> Task
Your task is to copy every line of the entries that contains "CHANDER".

> Raw data
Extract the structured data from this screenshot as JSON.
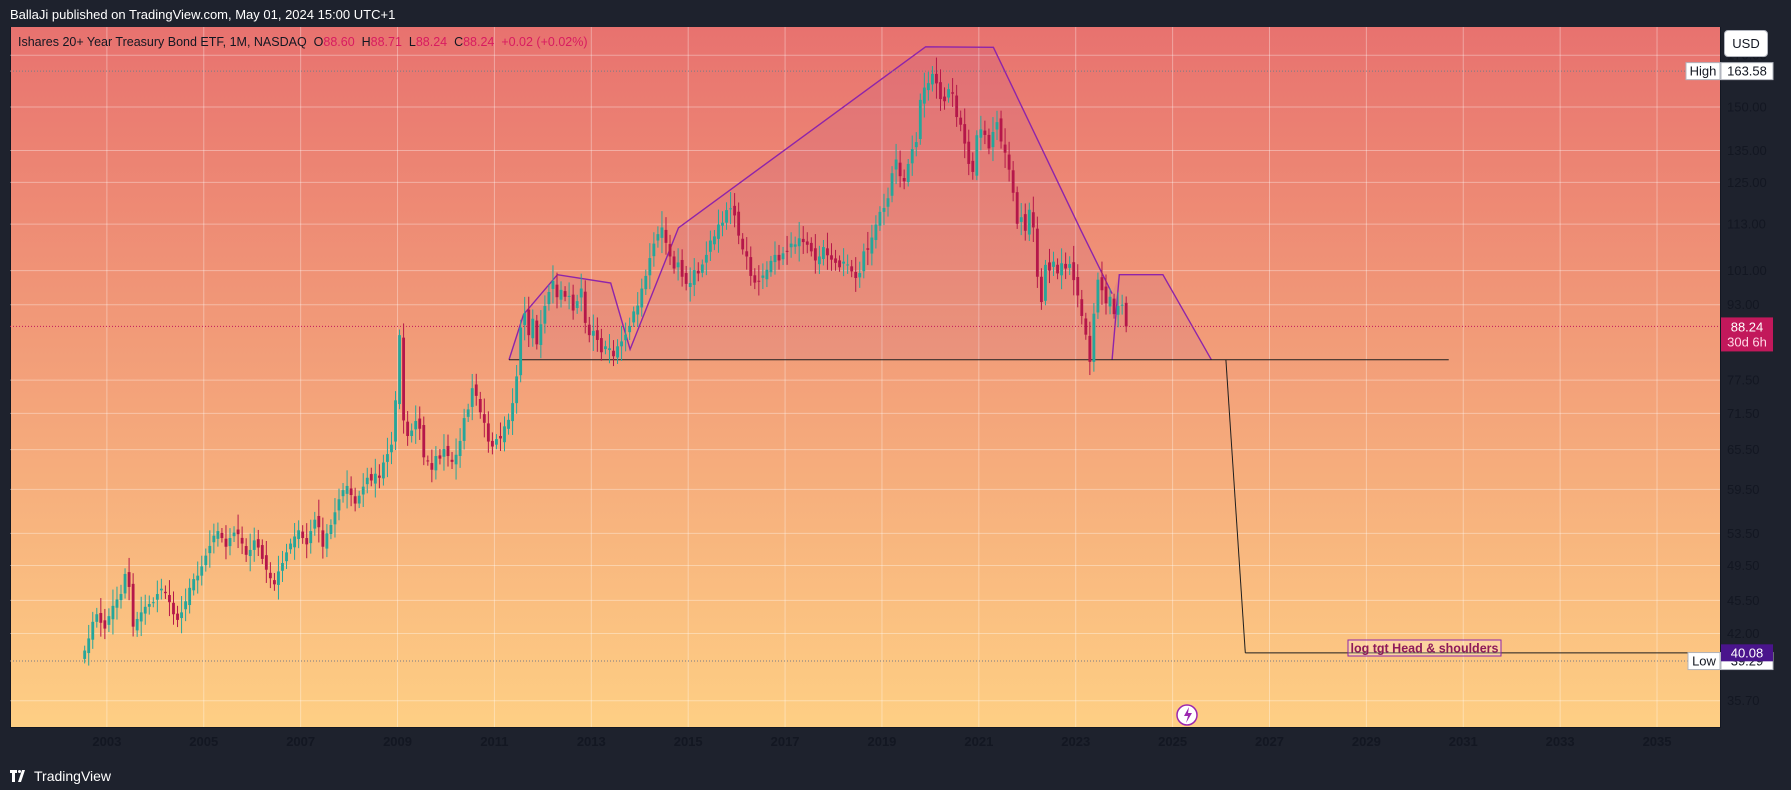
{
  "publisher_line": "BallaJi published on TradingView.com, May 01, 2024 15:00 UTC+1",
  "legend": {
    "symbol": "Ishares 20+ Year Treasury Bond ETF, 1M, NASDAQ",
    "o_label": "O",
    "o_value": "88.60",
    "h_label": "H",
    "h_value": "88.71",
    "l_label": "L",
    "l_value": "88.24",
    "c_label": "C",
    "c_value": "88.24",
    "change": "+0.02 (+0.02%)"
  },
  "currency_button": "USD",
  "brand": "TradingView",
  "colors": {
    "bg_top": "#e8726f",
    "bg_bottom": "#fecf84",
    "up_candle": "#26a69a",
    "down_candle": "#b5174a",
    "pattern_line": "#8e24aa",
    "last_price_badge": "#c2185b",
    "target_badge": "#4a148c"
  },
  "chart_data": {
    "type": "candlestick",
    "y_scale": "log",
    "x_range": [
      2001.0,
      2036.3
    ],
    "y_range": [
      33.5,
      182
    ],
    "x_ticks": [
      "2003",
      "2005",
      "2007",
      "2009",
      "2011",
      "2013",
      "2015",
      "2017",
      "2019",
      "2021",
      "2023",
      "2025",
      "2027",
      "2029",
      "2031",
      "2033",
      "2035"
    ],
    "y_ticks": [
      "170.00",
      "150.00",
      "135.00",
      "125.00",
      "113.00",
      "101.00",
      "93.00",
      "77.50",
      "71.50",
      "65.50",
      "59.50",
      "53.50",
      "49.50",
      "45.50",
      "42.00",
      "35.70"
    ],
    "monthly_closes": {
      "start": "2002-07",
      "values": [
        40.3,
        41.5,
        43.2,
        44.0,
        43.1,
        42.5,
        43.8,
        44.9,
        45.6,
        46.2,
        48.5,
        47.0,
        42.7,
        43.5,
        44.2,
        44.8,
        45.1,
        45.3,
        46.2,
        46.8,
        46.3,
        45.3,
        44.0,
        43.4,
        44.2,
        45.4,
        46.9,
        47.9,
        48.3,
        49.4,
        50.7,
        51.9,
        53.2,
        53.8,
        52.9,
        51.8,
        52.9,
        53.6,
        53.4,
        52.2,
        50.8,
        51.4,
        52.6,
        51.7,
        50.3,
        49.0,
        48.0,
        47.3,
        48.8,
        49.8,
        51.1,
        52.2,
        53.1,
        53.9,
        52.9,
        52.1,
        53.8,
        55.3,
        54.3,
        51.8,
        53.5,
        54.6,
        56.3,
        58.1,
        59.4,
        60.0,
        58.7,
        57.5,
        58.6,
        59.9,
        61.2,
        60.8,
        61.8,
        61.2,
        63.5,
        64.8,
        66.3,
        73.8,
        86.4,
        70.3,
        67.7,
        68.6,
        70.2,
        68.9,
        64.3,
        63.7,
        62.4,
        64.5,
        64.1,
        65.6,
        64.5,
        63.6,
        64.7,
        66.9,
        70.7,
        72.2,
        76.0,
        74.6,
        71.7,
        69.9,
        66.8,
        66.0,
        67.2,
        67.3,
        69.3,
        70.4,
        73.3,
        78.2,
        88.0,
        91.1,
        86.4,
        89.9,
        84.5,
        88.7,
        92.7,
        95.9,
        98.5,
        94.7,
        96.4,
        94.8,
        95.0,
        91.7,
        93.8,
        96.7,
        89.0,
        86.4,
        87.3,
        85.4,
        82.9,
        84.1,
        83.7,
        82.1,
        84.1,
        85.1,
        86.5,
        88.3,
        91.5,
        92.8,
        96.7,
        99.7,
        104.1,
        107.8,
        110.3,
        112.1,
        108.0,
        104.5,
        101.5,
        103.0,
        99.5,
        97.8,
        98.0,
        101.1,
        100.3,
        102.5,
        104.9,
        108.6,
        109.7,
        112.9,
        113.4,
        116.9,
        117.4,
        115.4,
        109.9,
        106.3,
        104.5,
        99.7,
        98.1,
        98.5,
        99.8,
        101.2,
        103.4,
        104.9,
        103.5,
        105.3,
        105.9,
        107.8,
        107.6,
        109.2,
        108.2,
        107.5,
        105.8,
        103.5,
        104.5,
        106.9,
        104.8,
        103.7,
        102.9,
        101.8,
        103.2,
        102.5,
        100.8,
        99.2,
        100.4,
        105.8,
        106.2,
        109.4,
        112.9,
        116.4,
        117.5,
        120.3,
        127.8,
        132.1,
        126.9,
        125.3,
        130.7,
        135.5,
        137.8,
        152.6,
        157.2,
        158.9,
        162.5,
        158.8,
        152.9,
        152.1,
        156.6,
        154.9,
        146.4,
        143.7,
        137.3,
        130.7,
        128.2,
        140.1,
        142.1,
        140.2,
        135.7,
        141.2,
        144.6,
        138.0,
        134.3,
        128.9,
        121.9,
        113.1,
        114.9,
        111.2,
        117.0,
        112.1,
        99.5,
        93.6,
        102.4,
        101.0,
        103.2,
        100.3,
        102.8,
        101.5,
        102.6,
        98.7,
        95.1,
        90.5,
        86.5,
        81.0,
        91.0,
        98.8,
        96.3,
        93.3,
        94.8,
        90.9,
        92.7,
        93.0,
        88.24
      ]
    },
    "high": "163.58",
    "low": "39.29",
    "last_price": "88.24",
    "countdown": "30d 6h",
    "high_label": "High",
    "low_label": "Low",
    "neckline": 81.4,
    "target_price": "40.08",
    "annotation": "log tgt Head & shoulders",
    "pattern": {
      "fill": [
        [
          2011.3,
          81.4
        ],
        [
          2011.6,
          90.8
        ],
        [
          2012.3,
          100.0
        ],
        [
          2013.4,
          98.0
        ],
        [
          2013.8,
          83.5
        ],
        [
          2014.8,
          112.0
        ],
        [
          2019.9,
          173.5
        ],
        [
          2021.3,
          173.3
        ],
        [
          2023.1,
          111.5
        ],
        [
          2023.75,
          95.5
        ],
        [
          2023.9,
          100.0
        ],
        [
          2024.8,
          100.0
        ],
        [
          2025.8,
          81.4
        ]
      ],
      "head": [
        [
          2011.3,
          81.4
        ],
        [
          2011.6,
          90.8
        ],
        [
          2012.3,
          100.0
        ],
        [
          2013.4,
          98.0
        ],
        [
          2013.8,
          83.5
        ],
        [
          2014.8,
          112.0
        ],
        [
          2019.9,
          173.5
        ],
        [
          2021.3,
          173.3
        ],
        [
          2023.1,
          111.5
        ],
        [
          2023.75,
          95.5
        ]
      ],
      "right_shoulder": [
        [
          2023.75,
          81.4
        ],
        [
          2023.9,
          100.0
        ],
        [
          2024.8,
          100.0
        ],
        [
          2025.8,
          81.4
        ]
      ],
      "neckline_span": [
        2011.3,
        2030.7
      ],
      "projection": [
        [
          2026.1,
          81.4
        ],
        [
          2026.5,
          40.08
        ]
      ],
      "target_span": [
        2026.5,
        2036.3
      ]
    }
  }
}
==
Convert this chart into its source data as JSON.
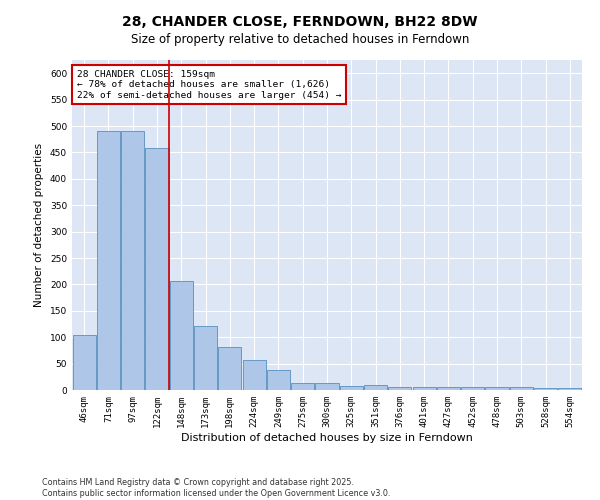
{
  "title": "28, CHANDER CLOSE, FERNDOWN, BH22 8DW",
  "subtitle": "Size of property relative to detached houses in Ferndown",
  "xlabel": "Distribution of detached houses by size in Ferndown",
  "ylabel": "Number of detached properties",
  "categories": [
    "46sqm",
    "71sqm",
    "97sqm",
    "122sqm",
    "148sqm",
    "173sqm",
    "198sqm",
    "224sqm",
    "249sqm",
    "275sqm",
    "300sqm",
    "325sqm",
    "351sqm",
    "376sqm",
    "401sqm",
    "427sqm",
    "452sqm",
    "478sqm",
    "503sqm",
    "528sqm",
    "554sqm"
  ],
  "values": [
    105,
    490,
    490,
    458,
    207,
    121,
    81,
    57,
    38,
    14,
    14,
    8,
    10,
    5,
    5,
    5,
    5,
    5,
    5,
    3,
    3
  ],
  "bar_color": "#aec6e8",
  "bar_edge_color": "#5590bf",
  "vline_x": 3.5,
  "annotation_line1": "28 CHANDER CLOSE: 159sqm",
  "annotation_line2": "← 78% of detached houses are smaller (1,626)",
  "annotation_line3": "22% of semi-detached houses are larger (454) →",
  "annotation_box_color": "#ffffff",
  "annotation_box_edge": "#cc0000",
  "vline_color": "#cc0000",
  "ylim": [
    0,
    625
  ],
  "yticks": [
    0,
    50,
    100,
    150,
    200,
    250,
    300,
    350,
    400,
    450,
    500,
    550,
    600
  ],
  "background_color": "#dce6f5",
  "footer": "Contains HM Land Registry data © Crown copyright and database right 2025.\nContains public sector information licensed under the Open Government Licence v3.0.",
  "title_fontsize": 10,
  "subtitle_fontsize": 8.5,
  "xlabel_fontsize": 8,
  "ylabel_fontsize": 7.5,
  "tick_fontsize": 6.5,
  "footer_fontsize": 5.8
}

> Written response
  "title": "28, CHANDER CLOSE, FERNDOWN, BH22 8DW",
  "annotation_line1": "28 CHANDER CLOSE: 159sqm",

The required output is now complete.